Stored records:
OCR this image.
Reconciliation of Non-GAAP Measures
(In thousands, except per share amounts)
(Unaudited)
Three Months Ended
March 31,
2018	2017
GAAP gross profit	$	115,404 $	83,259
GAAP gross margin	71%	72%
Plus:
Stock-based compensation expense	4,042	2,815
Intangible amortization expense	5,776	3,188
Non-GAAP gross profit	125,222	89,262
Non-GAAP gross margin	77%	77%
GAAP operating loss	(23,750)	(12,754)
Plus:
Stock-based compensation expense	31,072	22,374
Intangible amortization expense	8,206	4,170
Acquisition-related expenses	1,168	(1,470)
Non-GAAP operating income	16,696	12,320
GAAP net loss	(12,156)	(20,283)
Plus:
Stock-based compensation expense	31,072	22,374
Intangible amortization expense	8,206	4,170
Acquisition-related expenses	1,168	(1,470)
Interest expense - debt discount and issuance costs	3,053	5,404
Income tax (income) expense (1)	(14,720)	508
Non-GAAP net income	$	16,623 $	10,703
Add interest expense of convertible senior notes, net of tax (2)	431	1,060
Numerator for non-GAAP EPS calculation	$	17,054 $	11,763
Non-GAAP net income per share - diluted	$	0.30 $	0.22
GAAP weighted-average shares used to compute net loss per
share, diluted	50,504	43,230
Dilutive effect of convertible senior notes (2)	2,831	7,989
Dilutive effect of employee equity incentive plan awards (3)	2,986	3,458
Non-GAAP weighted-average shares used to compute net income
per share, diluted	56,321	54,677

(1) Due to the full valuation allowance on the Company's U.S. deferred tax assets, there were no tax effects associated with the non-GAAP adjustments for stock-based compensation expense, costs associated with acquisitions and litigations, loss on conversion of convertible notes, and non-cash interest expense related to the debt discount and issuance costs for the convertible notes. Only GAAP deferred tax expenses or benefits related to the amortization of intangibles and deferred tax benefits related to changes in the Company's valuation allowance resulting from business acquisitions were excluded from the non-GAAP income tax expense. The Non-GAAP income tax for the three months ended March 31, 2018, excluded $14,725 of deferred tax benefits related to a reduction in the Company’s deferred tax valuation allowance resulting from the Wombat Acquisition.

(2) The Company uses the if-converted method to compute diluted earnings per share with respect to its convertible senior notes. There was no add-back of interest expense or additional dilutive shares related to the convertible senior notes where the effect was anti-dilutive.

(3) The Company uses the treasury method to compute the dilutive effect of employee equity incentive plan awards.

→ Work to do
Restate every line of the data word for word.

→ Response to this task
OCR this image.
Reconciliation of Non-GAAP Measures
(In thousands, except per share amounts)
(Unaudited)
Three Months Ended
March 31,
2018	2017
GAAP gross profit	$	115,404 $	83,259
GAAP gross margin	71%	72%
Plus:
Stock-based compensation expense	4,042	2,815
Intangible amortization expense	5,776	3,188
Non-GAAP gross profit	125,222	89,262
Non-GAAP gross margin	77%	77%
GAAP operating loss	(23,750)	(12,754)
Plus:
Stock-based compensation expense	31,072	22,374
Intangible amortization expense	8,206	4,170
Acquisition-related expenses	1,168	(1,470)
Non-GAAP operating income	16,696	12,320
GAAP net loss	(12,156)	(20,283)
Plus:
Stock-based compensation expense	31,072	22,374
Intangible amortization expense	8,206	4,170
Acquisition-related expenses	1,168	(1,470)
Interest expense - debt discount and issuance costs	3,053	5,404
Income tax (income) expense (1)	(14,720)	508
Non-GAAP net income	$	16,623 $	10,703
Add interest expense of convertible senior notes, net of tax (2)	431	1,060
Numerator for non-GAAP EPS calculation	$	17,054 $	11,763
Non-GAAP net income per share - diluted	$	0.30 $	0.22
GAAP weighted-average shares used to compute net loss per
share, diluted	50,504	43,230
Dilutive effect of convertible senior notes (2)	2,831	7,989
Dilutive effect of employee equity incentive plan awards (3)	2,986	3,458
Non-GAAP weighted-average shares used to compute net income
per share, diluted	56,321	54,677

(1) Due to the full valuation allowance on the Company's U.S. deferred tax assets, there were no tax effects associated with the non-GAAP adjustments for stock-based compensation expense, costs associated with acquisitions and litigations, loss on conversion of convertible notes, and non-cash interest expense related to the debt discount and issuance costs for the convertible notes. Only GAAP deferred tax expenses or benefits related to the amortization of intangibles and deferred tax benefits related to changes in the Company's valuation allowance resulting from business acquisitions were excluded from the non-GAAP income tax expense. The Non-GAAP income tax for the three months ended March 31, 2018, excluded $14,725 of deferred tax benefits related to a reduction in the Company’s deferred tax valuation allowance resulting from the Wombat Acquisition.

(2) The Company uses the if-converted method to compute diluted earnings per share with respect to its convertible senior notes. There was no add-back of interest expense or additional dilutive shares related to the convertible senior notes where the effect was anti-dilutive.

(3) The Company uses the treasury method to compute the dilutive effect of employee equity incentive plan awards.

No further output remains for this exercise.